WHAT IS BEING ASKED:
So that the copy matches the original, write out every entry exactly.

----

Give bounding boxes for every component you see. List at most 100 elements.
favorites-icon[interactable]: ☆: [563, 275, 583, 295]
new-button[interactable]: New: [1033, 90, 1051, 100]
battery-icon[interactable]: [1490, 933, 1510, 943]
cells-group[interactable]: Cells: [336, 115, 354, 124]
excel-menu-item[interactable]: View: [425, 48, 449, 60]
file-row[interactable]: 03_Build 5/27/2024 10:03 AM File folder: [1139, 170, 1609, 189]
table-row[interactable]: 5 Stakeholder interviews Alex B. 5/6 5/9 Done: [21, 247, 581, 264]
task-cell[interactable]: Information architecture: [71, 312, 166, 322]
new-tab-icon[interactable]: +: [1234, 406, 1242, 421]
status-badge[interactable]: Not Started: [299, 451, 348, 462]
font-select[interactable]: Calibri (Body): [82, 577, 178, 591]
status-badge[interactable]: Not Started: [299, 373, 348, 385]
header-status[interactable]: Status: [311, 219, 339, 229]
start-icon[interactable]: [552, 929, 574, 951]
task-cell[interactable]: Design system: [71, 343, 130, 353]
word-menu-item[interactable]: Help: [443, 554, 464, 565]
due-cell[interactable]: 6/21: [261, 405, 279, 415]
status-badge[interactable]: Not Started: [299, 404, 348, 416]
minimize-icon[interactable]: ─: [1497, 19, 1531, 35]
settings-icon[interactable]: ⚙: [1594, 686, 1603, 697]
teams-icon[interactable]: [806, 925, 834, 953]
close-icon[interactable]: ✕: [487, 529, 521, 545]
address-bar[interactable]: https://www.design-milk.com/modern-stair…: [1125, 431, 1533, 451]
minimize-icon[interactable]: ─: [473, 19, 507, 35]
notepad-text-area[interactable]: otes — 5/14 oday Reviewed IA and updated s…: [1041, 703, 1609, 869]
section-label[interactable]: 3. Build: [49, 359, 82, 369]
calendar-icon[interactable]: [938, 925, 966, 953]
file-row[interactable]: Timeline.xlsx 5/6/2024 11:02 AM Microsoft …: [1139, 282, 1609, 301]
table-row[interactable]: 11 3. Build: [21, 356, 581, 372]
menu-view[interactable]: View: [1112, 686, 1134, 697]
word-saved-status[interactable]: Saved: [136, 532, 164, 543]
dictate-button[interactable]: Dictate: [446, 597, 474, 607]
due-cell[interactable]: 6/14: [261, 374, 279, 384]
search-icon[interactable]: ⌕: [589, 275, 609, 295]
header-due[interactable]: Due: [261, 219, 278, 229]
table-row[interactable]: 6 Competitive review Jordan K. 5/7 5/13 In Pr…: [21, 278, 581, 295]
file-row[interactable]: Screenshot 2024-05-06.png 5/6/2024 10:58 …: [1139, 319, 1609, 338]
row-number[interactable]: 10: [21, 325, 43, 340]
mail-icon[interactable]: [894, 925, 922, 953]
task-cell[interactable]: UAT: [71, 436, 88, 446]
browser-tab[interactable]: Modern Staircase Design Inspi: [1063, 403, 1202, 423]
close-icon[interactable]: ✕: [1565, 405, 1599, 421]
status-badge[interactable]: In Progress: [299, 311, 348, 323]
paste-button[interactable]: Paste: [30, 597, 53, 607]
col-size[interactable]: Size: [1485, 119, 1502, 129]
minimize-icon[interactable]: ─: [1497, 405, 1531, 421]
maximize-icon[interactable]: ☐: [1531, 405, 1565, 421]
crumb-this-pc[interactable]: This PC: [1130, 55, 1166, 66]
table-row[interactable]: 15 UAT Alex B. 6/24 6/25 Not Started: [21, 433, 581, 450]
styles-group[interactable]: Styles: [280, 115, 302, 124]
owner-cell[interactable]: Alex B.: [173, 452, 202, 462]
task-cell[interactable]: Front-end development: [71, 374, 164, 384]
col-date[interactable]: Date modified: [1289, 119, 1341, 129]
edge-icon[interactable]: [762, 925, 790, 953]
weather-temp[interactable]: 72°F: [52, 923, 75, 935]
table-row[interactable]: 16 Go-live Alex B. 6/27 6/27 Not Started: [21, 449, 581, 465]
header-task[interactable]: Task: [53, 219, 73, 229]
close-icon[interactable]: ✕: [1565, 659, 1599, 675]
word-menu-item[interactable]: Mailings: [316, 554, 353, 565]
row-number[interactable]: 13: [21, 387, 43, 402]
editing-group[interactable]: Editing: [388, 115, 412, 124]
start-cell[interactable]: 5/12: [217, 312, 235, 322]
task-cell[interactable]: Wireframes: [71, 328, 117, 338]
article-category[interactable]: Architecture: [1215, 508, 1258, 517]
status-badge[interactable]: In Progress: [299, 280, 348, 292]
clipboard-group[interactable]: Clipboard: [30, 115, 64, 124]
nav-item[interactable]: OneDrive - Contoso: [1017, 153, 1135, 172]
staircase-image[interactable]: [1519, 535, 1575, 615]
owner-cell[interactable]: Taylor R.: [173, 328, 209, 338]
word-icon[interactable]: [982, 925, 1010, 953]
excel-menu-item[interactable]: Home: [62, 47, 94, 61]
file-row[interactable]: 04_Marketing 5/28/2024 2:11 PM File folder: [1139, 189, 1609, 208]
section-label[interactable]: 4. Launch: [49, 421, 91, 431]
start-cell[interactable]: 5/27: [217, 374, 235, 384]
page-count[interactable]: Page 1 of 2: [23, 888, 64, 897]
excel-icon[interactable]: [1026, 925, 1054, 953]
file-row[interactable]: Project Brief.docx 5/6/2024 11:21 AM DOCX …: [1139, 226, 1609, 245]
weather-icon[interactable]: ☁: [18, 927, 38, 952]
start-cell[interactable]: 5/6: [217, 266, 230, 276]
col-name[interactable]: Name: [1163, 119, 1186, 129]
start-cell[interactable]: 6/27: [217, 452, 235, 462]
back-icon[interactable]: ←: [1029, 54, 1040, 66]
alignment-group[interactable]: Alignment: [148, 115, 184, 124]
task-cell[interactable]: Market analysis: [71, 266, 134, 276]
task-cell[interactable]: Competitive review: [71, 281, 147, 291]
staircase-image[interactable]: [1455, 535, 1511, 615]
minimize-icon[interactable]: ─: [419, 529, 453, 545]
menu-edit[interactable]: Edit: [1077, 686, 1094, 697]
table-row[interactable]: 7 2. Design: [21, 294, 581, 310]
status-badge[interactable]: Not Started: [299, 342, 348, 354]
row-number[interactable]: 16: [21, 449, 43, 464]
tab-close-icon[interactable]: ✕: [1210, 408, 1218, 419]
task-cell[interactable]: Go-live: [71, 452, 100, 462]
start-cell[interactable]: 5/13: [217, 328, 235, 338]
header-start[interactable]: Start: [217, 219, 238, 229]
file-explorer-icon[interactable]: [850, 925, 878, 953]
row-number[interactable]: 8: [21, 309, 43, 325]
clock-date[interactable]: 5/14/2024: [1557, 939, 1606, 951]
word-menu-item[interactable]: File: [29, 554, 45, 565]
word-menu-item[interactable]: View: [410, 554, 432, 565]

----

TASK ANSWER:
Give bounding boxes for every component you see. List at most 100 elements.
favorites-icon[interactable]: ☆: [563, 275, 583, 295]
new-button[interactable]: New: [1033, 90, 1051, 100]
battery-icon[interactable]: [1490, 933, 1510, 943]
cells-group[interactable]: Cells: [336, 115, 354, 124]
excel-menu-item[interactable]: View: [425, 48, 449, 60]
file-row[interactable]: 03_Build 5/27/2024 10:03 AM File folder: [1139, 170, 1609, 189]
table-row[interactable]: 5 Stakeholder interviews Alex B. 5/6 5/9 Done: [21, 247, 581, 264]
task-cell[interactable]: Information architecture: [71, 312, 166, 322]
new-tab-icon[interactable]: +: [1234, 406, 1242, 421]
status-badge[interactable]: Not Started: [299, 451, 348, 462]
font-select[interactable]: Calibri (Body): [82, 577, 178, 591]
status-badge[interactable]: Not Started: [299, 373, 348, 385]
header-status[interactable]: Status: [311, 219, 339, 229]
start-icon[interactable]: [552, 929, 574, 951]
task-cell[interactable]: Design system: [71, 343, 130, 353]
word-menu-item[interactable]: Help: [443, 554, 464, 565]
due-cell[interactable]: 6/21: [261, 405, 279, 415]
status-badge[interactable]: Not Started: [299, 404, 348, 416]
minimize-icon[interactable]: ─: [1497, 19, 1531, 35]
settings-icon[interactable]: ⚙: [1594, 686, 1603, 697]
teams-icon[interactable]: [806, 925, 834, 953]
close-icon[interactable]: ✕: [487, 529, 521, 545]
address-bar[interactable]: https://www.design-milk.com/modern-stair…: [1125, 431, 1533, 451]
minimize-icon[interactable]: ─: [473, 19, 507, 35]
notepad-text-area[interactable]: otes — 5/14 oday Reviewed IA and updated s…: [1041, 703, 1609, 869]
section-label[interactable]: 3. Build: [49, 359, 82, 369]
calendar-icon[interactable]: [938, 925, 966, 953]
file-row[interactable]: Timeline.xlsx 5/6/2024 11:02 AM Microsoft …: [1139, 282, 1609, 301]
table-row[interactable]: 11 3. Build: [21, 356, 581, 372]
menu-view[interactable]: View: [1112, 686, 1134, 697]
word-saved-status[interactable]: Saved: [136, 532, 164, 543]
dictate-button[interactable]: Dictate: [446, 597, 474, 607]
due-cell[interactable]: 6/14: [261, 374, 279, 384]
search-icon[interactable]: ⌕: [589, 275, 609, 295]
header-due[interactable]: Due: [261, 219, 278, 229]
table-row[interactable]: 6 Competitive review Jordan K. 5/7 5/13 In Pr…: [21, 278, 581, 295]
file-row[interactable]: Screenshot 2024-05-06.png 5/6/2024 10:58 …: [1139, 319, 1609, 338]
row-number[interactable]: 10: [21, 325, 43, 340]
mail-icon[interactable]: [894, 925, 922, 953]
task-cell[interactable]: UAT: [71, 436, 88, 446]
browser-tab[interactable]: Modern Staircase Design Inspi: [1063, 403, 1202, 423]
close-icon[interactable]: ✕: [1565, 405, 1599, 421]
status-badge[interactable]: In Progress: [299, 311, 348, 323]
paste-button[interactable]: Paste: [30, 597, 53, 607]
col-size[interactable]: Size: [1485, 119, 1502, 129]
minimize-icon[interactable]: ─: [1497, 405, 1531, 421]
maximize-icon[interactable]: ☐: [1531, 405, 1565, 421]
crumb-this-pc[interactable]: This PC: [1130, 55, 1166, 66]
table-row[interactable]: 15 UAT Alex B. 6/24 6/25 Not Started: [21, 433, 581, 450]
styles-group[interactable]: Styles: [280, 115, 302, 124]
owner-cell[interactable]: Alex B.: [173, 452, 202, 462]
task-cell[interactable]: Front-end development: [71, 374, 164, 384]
col-date[interactable]: Date modified: [1289, 119, 1341, 129]
edge-icon[interactable]: [762, 925, 790, 953]
weather-temp[interactable]: 72°F: [52, 923, 75, 935]
table-row[interactable]: 16 Go-live Alex B. 6/27 6/27 Not Started: [21, 449, 581, 465]
header-task[interactable]: Task: [53, 219, 73, 229]
close-icon[interactable]: ✕: [1565, 659, 1599, 675]
word-menu-item[interactable]: Mailings: [316, 554, 353, 565]
row-number[interactable]: 13: [21, 387, 43, 402]
editing-group[interactable]: Editing: [388, 115, 412, 124]
start-cell[interactable]: 5/12: [217, 312, 235, 322]
task-cell[interactable]: Wireframes: [71, 328, 117, 338]
article-category[interactable]: Architecture: [1215, 508, 1258, 517]
status-badge[interactable]: In Progress: [299, 280, 348, 292]
clipboard-group[interactable]: Clipboard: [30, 115, 64, 124]
nav-item[interactable]: OneDrive - Contoso: [1017, 153, 1135, 172]
staircase-image[interactable]: [1519, 535, 1575, 615]
owner-cell[interactable]: Taylor R.: [173, 328, 209, 338]
word-icon[interactable]: [982, 925, 1010, 953]
excel-menu-item[interactable]: Home: [62, 47, 94, 61]
file-row[interactable]: 04_Marketing 5/28/2024 2:11 PM File folder: [1139, 189, 1609, 208]
section-label[interactable]: 4. Launch: [49, 421, 91, 431]
start-cell[interactable]: 5/27: [217, 374, 235, 384]
page-count[interactable]: Page 1 of 2: [23, 888, 64, 897]
excel-icon[interactable]: [1026, 925, 1054, 953]
file-row[interactable]: Project Brief.docx 5/6/2024 11:21 AM DOCX …: [1139, 226, 1609, 245]
weather-icon[interactable]: ☁: [18, 927, 38, 952]
start-cell[interactable]: 5/6: [217, 266, 230, 276]
col-name[interactable]: Name: [1163, 119, 1186, 129]
start-cell[interactable]: 6/27: [217, 452, 235, 462]
back-icon[interactable]: ←: [1029, 54, 1040, 66]
alignment-group[interactable]: Alignment: [148, 115, 184, 124]
task-cell[interactable]: Market analysis: [71, 266, 134, 276]
task-cell[interactable]: Competitive review: [71, 281, 147, 291]
staircase-image[interactable]: [1455, 535, 1511, 615]
minimize-icon[interactable]: ─: [419, 529, 453, 545]
menu-edit[interactable]: Edit: [1077, 686, 1094, 697]
table-row[interactable]: 7 2. Design: [21, 294, 581, 310]
status-badge[interactable]: Not Started: [299, 342, 348, 354]
row-number[interactable]: 16: [21, 449, 43, 464]
tab-close-icon[interactable]: ✕: [1210, 408, 1218, 419]
task-cell[interactable]: Go-live: [71, 452, 100, 462]
start-cell[interactable]: 5/13: [217, 328, 235, 338]
header-start[interactable]: Start: [217, 219, 238, 229]
file-explorer-icon[interactable]: [850, 925, 878, 953]
row-number[interactable]: 8: [21, 309, 43, 325]
clock-date[interactable]: 5/14/2024: [1557, 939, 1606, 951]
word-menu-item[interactable]: File: [29, 554, 45, 565]
word-menu-item[interactable]: View: [410, 554, 432, 565]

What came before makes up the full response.